* **The task**: Hunt for the word "image" across the entries below, copying each line that holds it.

---------- Working data

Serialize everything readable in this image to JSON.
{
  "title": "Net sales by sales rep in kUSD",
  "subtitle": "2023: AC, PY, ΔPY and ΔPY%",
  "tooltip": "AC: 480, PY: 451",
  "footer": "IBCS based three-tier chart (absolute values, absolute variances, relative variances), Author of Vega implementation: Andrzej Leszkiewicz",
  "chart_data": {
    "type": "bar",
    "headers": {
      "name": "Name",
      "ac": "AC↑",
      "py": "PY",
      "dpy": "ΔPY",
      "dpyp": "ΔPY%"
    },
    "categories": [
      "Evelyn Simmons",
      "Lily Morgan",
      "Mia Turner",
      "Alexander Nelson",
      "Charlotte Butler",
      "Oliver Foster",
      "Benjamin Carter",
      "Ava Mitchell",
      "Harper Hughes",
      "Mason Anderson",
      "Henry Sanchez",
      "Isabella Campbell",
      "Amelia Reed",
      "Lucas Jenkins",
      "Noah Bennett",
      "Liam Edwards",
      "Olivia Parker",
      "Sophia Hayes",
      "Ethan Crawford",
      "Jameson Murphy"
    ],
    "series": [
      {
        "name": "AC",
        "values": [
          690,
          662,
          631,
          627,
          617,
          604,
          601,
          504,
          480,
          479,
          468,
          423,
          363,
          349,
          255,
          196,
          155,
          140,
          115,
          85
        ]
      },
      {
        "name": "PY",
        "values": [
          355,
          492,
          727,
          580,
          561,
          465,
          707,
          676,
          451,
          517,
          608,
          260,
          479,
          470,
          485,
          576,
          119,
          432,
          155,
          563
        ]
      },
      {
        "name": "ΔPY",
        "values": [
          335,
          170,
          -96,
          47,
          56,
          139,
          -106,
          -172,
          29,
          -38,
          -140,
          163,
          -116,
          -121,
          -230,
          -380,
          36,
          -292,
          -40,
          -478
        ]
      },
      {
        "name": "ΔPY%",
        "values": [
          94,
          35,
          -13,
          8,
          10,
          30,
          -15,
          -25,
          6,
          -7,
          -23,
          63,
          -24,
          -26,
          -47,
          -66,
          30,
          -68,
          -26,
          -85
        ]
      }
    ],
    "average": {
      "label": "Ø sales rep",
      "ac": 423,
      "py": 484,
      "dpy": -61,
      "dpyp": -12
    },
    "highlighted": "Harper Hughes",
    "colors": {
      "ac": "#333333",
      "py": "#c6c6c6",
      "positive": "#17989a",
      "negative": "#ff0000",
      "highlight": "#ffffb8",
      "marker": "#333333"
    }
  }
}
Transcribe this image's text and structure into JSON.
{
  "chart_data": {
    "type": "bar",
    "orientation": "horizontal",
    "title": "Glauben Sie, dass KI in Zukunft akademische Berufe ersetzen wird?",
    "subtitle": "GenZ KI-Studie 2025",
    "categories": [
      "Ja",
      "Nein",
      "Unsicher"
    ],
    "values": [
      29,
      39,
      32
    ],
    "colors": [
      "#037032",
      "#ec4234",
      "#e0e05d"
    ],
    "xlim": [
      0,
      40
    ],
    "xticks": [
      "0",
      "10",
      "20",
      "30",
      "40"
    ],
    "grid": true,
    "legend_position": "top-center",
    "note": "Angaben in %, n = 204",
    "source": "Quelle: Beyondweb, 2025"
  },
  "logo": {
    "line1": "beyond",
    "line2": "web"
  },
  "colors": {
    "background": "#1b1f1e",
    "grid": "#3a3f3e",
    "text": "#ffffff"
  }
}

--------------------

* **The output**:
Serialize everything readable in this image to JSON.
Transcribe this image's text and structure into JSON.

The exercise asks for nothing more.